[Entries taken from a collection]
+ + + + + + +

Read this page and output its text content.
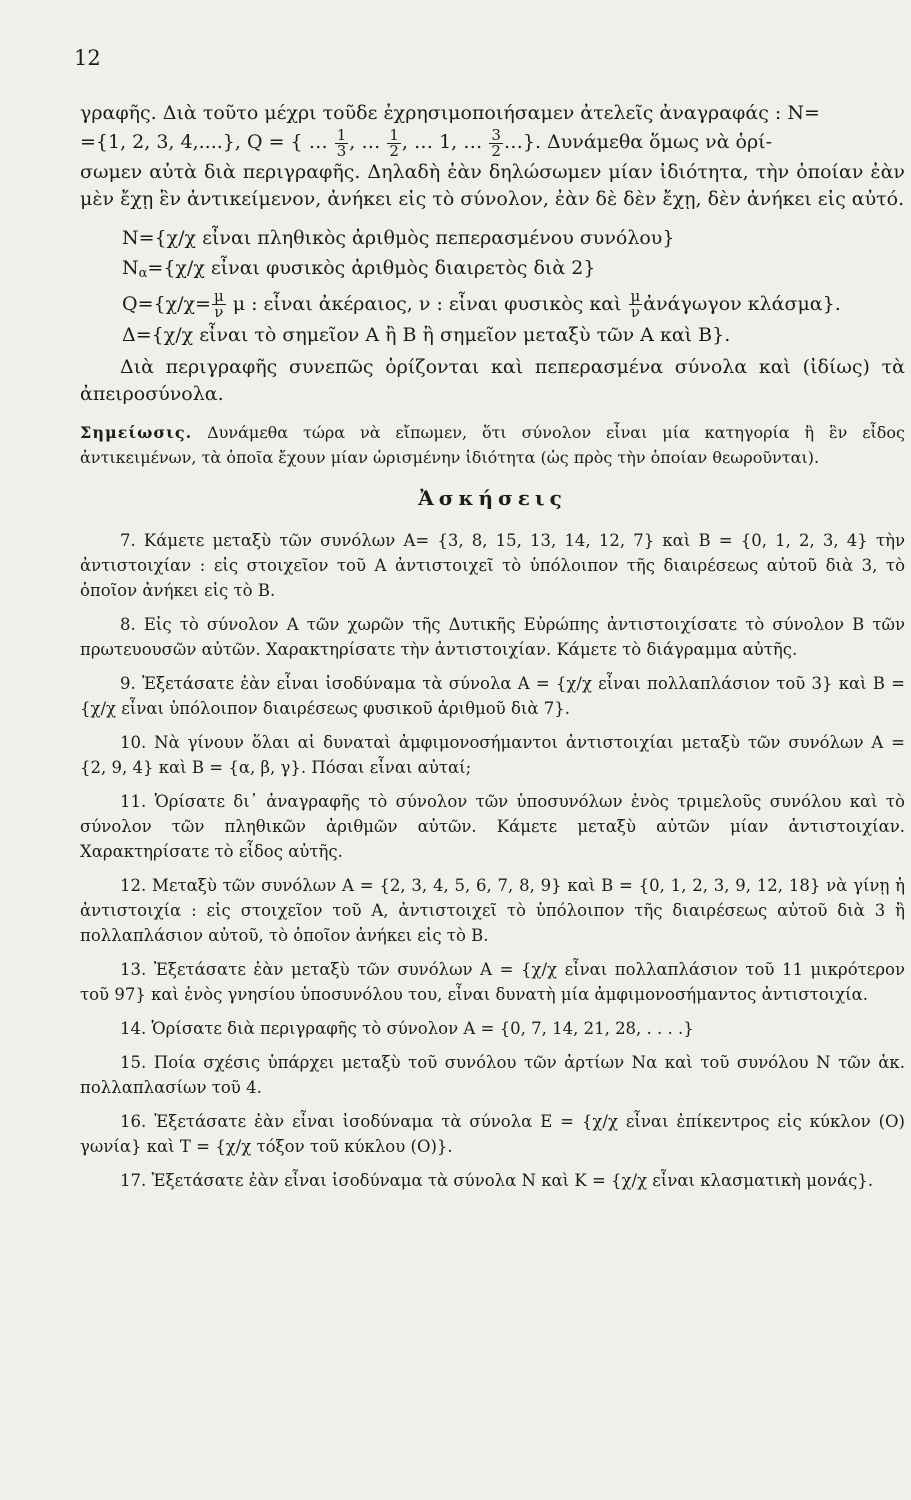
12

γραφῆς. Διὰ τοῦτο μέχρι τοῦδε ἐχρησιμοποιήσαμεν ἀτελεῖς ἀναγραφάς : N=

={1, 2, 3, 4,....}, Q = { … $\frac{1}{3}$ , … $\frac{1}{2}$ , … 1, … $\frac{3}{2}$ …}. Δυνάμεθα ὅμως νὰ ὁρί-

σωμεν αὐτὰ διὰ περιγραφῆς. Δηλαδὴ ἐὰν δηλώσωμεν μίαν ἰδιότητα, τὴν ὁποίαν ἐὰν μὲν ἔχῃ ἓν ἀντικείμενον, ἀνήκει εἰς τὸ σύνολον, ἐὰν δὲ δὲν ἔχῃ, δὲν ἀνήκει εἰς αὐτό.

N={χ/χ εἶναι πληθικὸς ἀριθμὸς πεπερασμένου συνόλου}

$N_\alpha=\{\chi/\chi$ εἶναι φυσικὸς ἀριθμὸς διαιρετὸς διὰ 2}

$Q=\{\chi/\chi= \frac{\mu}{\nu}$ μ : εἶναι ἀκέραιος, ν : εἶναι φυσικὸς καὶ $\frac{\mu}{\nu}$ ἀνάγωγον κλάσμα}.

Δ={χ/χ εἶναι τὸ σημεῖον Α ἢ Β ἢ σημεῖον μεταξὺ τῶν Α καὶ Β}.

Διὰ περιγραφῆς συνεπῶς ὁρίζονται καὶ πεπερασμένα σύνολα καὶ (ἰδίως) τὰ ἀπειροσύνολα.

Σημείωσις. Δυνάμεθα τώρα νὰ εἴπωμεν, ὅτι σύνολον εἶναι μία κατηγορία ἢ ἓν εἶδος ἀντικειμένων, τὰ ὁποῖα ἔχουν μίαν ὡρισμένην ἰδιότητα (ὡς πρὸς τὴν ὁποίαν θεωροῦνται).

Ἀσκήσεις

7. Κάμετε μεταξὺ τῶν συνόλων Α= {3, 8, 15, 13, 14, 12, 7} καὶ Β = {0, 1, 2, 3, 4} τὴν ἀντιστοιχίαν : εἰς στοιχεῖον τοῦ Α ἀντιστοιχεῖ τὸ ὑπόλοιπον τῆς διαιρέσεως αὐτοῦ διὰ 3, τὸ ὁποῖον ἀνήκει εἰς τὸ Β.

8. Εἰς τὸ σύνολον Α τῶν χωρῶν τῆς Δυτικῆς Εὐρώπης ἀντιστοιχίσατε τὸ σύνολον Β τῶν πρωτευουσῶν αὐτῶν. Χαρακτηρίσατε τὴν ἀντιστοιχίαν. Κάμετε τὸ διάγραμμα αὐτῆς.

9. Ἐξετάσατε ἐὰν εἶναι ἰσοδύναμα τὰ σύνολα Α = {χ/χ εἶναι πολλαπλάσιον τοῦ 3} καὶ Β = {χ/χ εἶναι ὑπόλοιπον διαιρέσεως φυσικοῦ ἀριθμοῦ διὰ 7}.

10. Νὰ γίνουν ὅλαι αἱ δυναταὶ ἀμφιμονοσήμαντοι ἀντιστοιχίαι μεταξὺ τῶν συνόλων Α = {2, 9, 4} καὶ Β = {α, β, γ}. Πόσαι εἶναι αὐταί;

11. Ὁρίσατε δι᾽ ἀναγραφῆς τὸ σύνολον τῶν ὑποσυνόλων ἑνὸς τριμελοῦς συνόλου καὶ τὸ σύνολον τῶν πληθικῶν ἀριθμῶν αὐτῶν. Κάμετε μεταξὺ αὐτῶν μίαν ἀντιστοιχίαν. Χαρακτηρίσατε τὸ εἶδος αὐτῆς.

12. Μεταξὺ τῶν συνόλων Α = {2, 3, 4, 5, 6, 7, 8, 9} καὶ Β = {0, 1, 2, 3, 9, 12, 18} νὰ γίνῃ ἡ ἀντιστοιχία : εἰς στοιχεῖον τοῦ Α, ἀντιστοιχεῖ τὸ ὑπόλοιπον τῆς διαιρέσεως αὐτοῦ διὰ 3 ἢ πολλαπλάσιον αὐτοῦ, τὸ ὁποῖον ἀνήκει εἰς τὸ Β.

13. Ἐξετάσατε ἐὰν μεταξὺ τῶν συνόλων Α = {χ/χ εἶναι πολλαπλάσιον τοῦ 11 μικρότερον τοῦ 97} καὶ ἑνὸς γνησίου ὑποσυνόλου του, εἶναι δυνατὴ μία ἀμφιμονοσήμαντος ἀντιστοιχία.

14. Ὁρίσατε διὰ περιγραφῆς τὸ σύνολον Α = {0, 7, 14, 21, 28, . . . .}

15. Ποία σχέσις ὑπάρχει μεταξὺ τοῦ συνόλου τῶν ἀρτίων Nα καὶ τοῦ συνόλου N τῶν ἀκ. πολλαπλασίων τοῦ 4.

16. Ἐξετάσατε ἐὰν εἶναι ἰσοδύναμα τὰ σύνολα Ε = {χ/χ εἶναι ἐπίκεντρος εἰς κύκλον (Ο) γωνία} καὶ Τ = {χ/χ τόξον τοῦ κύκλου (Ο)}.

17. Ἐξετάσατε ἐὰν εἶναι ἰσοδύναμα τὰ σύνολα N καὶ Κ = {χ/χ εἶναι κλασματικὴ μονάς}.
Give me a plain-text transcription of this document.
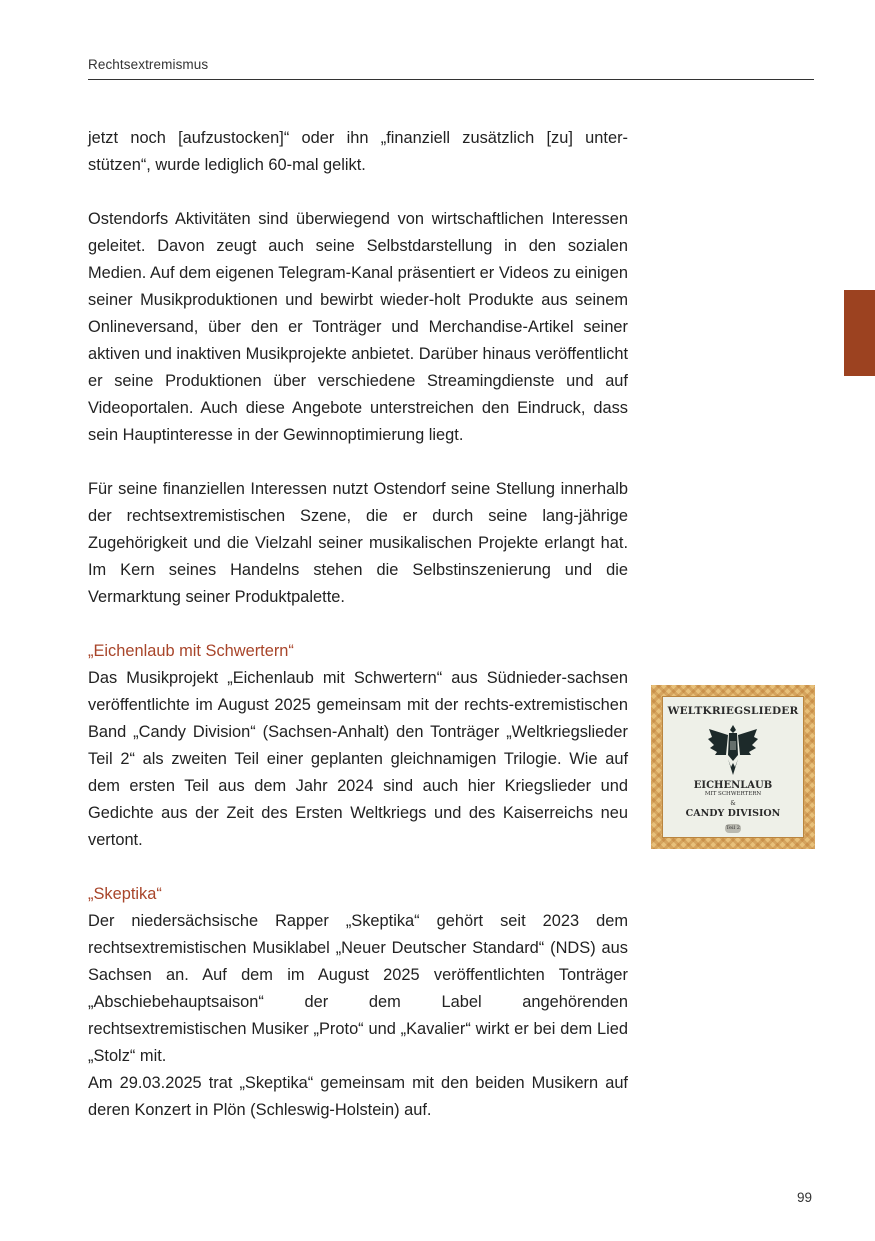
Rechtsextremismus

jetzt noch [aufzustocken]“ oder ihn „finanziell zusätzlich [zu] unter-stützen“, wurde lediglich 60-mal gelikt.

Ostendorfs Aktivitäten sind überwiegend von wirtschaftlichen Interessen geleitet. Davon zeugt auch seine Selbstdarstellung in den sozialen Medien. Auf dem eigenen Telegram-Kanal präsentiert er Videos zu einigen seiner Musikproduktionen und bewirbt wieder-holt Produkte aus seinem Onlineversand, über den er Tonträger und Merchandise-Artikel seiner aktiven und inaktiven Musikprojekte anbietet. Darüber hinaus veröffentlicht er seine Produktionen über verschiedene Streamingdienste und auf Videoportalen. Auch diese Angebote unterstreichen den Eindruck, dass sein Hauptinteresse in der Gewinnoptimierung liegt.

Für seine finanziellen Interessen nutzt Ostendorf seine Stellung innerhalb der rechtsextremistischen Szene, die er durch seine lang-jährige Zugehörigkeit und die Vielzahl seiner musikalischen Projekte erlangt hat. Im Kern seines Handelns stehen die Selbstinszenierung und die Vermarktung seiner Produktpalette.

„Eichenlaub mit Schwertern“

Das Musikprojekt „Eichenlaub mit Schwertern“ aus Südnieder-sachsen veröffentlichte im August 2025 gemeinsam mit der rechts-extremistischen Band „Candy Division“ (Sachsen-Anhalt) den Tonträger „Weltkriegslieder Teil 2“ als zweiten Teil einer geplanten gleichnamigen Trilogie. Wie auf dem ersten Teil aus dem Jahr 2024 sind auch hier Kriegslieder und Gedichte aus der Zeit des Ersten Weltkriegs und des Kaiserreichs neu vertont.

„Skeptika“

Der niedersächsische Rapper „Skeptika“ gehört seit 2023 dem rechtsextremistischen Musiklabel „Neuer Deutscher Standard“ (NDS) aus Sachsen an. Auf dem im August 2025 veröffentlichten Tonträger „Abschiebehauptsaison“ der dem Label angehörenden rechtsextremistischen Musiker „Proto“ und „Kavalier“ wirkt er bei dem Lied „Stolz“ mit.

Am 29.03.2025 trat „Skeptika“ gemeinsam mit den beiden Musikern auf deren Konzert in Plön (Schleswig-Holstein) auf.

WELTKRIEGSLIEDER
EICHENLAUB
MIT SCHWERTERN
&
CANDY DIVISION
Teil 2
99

+ + + + + + +

= Written task =
Out of the preceding entries, pull every line containing the string "ἀντιστοιχεῖ".

= Response below =
7. Κάμετε μεταξὺ τῶν συνόλων Α= {3, 8, 15, 13, 14, 12, 7} καὶ Β = {0, 1, 2, 3, 4} τὴν ἀντιστοιχίαν : εἰς στοιχεῖον τοῦ Α ἀντιστοιχεῖ τὸ ὑπόλοιπον τῆς διαιρέσεως αὐτοῦ διὰ 3, τὸ ὁποῖον ἀνήκει εἰς τὸ Β.
12. Μεταξὺ τῶν συνόλων Α = {2, 3, 4, 5, 6, 7, 8, 9} καὶ Β = {0, 1, 2, 3, 9, 12, 18} νὰ γίνῃ ἡ ἀντιστοιχία : εἰς στοιχεῖον τοῦ Α, ἀντιστοιχεῖ τὸ ὑπόλοιπον τῆς διαιρέσεως αὐτοῦ διὰ 3 ἢ πολλαπλάσιον αὐτοῦ, τὸ ὁποῖον ἀνήκει εἰς τὸ Β.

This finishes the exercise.